**Your instructions**. In the material below, list every line carrying the string "JSON".

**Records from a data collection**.

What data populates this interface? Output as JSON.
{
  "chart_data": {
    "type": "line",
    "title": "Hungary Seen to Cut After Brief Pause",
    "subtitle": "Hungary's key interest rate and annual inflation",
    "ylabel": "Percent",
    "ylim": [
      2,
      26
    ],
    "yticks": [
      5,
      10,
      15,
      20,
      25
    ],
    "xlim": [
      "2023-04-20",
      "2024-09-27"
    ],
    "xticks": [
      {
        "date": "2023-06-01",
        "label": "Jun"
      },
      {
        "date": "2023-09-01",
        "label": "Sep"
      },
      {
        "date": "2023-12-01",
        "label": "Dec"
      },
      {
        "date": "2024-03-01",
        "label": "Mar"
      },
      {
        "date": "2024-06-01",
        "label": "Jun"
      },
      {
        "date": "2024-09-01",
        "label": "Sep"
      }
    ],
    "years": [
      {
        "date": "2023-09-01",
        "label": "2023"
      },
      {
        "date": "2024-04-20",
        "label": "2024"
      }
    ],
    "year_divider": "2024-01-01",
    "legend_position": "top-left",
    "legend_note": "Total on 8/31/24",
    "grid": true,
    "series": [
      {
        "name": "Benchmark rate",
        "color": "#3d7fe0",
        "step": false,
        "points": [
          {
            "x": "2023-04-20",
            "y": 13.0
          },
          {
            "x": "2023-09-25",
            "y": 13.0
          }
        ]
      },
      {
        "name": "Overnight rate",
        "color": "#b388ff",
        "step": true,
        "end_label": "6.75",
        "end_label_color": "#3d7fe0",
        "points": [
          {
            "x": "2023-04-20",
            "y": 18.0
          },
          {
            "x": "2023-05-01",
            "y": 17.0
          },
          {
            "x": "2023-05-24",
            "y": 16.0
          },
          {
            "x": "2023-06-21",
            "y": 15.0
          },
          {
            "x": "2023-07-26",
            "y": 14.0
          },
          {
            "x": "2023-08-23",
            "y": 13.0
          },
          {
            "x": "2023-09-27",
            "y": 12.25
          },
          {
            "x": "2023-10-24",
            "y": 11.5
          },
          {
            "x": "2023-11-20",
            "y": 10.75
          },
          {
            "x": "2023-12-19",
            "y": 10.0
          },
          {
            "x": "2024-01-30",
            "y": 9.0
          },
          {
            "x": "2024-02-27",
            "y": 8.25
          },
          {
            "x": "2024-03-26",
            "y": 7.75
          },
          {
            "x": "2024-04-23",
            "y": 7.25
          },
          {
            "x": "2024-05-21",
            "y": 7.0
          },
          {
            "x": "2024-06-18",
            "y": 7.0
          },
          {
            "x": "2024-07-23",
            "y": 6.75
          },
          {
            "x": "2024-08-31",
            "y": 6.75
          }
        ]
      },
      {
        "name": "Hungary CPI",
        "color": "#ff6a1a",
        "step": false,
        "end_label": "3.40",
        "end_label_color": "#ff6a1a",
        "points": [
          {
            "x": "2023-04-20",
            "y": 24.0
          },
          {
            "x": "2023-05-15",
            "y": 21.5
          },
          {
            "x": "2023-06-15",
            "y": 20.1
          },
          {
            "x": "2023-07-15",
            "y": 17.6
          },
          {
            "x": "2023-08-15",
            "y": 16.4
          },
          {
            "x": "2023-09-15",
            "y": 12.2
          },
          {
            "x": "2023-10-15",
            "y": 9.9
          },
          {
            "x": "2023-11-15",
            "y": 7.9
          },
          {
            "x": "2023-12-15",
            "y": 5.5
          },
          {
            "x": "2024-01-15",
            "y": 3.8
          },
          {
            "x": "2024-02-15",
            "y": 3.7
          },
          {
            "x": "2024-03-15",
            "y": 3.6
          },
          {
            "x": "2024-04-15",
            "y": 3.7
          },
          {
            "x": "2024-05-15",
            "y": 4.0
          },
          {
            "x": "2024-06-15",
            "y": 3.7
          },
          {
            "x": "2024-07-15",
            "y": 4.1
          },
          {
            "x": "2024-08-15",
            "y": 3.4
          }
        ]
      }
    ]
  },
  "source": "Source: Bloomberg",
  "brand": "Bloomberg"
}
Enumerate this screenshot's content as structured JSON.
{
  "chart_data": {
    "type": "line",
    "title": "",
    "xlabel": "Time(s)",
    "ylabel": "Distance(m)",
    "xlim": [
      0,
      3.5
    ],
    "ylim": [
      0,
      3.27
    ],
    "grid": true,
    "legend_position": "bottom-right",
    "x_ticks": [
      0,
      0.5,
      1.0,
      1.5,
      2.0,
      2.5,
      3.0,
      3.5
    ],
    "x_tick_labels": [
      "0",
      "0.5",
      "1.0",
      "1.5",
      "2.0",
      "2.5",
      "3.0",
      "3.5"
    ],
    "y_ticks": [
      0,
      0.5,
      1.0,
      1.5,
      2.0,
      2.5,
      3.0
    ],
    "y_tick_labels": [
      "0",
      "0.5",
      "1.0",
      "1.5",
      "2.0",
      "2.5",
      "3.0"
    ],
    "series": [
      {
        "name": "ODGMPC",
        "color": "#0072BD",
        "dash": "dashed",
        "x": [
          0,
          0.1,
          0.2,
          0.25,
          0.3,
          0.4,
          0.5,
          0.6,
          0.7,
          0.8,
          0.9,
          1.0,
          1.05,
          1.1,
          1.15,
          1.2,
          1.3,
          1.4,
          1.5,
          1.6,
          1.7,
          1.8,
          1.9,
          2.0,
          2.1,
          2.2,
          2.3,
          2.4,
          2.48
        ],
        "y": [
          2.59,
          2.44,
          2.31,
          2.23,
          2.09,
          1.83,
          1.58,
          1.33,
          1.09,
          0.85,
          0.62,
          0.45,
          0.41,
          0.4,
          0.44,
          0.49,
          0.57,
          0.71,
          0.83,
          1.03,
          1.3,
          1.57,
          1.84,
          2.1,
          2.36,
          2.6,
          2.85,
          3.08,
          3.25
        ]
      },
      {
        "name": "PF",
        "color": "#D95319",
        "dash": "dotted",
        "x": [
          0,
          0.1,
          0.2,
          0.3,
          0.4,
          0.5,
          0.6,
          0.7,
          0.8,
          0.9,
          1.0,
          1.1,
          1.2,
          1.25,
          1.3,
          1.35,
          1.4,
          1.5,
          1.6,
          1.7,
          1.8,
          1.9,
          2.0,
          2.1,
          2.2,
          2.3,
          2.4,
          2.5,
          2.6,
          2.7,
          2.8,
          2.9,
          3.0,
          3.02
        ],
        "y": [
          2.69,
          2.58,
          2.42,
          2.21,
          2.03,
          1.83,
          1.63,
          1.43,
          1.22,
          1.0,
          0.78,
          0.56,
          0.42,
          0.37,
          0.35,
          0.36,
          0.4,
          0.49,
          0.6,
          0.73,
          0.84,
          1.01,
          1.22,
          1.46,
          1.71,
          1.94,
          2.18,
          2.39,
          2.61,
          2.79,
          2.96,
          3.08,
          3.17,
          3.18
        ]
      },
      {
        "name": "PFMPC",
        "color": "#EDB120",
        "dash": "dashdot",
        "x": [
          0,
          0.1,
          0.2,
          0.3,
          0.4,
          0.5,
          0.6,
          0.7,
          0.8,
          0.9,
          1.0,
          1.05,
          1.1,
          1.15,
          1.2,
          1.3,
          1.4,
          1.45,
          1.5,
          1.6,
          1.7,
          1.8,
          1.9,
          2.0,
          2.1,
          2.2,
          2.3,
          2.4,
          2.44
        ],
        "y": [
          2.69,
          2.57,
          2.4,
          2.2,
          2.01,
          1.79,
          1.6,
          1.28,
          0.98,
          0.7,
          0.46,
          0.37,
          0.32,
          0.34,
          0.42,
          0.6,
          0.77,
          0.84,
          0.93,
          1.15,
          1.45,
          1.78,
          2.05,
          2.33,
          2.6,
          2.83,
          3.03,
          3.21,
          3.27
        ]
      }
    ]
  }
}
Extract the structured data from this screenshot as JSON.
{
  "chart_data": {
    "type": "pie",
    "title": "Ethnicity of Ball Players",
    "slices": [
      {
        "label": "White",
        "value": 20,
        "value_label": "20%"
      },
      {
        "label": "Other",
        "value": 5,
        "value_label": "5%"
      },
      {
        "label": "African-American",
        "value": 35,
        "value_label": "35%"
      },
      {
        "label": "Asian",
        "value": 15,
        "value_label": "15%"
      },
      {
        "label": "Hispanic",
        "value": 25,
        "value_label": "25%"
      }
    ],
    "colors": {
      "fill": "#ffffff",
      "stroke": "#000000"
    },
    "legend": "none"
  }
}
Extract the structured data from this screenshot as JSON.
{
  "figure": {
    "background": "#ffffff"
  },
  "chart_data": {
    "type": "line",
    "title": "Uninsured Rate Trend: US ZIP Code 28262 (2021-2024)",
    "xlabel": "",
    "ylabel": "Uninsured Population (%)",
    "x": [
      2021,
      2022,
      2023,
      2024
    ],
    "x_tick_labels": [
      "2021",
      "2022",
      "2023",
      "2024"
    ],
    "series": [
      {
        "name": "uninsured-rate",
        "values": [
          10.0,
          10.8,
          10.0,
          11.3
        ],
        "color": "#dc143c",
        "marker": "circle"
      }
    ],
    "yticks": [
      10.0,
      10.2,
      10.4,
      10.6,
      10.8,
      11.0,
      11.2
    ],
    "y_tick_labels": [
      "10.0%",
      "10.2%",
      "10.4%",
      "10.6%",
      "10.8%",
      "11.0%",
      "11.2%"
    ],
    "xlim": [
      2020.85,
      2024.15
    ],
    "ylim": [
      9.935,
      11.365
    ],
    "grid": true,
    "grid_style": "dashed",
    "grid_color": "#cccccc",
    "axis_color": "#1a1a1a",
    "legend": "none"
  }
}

**Exercise answer**.
What data populates this interface? Output as JSON.
Enumerate this screenshot's content as structured JSON.
Extract the structured data from this screenshot as JSON.
Extract the structured data from this screenshot as JSON.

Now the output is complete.